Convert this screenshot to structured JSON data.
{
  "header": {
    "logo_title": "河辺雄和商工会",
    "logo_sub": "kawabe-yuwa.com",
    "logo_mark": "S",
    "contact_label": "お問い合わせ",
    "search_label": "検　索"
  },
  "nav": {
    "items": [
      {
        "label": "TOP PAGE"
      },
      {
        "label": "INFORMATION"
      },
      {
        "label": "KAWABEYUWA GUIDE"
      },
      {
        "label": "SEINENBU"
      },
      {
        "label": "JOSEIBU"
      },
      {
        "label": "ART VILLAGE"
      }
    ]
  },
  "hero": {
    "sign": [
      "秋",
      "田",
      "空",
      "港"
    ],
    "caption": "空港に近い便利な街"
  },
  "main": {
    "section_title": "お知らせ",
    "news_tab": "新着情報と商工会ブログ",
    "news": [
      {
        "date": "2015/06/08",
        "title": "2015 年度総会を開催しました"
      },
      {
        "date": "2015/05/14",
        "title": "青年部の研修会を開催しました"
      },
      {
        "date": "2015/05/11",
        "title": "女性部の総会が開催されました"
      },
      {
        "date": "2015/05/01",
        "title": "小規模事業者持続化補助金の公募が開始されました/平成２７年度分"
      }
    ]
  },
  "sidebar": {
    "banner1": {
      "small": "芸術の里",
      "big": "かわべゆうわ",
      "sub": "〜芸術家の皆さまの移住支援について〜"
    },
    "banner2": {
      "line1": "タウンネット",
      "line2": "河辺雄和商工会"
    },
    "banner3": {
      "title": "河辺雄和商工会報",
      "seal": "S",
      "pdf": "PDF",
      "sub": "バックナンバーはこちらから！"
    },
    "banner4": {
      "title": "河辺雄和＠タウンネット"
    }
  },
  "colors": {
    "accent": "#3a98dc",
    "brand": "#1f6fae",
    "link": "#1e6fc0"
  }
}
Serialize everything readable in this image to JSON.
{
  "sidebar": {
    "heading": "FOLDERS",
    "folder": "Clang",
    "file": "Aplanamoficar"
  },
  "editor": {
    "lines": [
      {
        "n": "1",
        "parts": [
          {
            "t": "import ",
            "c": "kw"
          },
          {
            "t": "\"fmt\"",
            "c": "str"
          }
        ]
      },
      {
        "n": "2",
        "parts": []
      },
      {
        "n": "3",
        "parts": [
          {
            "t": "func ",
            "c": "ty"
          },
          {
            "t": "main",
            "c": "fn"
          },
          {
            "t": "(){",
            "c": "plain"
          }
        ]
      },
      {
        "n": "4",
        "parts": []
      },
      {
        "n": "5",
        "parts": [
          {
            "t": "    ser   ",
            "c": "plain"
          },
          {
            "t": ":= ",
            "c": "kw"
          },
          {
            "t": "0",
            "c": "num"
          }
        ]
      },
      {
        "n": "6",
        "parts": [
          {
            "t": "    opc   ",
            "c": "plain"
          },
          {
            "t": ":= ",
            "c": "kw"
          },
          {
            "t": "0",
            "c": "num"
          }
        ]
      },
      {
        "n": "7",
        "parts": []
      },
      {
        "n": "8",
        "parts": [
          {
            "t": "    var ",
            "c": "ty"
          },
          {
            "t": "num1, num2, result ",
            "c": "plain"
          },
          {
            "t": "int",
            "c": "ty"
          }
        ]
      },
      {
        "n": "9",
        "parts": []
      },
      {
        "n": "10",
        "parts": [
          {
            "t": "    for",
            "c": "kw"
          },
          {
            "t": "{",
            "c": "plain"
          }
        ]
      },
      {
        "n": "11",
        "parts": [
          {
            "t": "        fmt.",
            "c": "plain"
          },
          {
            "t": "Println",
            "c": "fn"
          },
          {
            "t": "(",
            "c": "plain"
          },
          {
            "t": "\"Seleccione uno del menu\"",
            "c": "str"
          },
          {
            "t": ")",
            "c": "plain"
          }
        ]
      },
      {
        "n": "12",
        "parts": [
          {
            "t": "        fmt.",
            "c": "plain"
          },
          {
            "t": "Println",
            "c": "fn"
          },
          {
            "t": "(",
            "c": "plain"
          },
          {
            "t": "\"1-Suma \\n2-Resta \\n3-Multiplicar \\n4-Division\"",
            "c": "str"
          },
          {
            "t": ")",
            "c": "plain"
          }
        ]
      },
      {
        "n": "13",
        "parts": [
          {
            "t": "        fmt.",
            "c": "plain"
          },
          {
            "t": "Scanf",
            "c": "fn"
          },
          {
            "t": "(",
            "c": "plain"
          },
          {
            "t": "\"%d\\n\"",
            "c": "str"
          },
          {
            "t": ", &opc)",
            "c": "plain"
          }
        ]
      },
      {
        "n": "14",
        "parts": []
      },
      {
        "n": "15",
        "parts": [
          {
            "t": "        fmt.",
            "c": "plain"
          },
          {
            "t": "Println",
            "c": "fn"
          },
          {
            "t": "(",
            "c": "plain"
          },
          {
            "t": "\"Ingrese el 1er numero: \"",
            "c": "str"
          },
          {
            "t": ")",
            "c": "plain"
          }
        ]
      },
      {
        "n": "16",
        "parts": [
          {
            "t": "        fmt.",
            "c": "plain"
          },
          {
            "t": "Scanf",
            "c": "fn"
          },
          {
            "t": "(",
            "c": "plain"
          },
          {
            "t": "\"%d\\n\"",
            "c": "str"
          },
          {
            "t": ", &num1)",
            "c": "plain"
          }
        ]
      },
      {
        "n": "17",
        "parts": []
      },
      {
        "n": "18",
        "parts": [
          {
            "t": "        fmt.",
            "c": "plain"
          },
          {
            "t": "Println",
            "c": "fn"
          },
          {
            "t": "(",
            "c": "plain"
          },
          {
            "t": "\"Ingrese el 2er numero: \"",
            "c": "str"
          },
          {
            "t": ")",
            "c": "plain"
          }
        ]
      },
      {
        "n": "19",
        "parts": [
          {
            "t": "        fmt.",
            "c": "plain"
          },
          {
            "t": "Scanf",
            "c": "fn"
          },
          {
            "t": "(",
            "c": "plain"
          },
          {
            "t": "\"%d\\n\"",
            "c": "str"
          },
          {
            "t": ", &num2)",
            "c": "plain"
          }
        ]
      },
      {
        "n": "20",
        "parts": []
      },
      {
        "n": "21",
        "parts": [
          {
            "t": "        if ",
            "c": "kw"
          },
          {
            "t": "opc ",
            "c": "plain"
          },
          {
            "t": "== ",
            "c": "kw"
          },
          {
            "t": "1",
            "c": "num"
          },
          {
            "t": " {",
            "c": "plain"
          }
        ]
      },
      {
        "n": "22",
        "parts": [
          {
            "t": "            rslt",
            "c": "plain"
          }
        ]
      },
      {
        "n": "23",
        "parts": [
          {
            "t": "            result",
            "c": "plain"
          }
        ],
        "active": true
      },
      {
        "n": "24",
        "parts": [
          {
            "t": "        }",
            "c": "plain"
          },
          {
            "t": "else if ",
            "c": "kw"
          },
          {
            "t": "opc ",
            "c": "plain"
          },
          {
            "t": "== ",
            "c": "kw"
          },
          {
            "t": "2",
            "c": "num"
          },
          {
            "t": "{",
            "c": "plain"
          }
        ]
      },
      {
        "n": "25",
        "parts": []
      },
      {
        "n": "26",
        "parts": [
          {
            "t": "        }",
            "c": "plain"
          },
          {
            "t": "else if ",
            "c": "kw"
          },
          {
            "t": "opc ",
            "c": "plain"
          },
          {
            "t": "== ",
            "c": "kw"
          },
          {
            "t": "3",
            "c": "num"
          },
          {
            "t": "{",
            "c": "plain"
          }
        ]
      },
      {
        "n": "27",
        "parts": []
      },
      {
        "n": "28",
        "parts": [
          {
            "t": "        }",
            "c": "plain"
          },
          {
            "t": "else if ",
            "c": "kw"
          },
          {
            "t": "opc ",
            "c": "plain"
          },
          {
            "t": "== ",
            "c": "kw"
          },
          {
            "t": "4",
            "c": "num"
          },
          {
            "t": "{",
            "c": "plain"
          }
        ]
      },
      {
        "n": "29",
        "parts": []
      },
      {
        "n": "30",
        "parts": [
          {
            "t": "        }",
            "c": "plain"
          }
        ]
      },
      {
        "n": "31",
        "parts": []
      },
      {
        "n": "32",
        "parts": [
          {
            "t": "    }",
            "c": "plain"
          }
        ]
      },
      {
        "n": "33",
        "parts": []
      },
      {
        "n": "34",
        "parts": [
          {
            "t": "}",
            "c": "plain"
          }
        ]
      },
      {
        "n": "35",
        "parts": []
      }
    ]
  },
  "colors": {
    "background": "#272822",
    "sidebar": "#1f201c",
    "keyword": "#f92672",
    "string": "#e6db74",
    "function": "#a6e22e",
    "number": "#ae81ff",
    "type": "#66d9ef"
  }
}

----------------

Determine how many lines above contain "Ingrese" as a word or string. Give the number alone.

2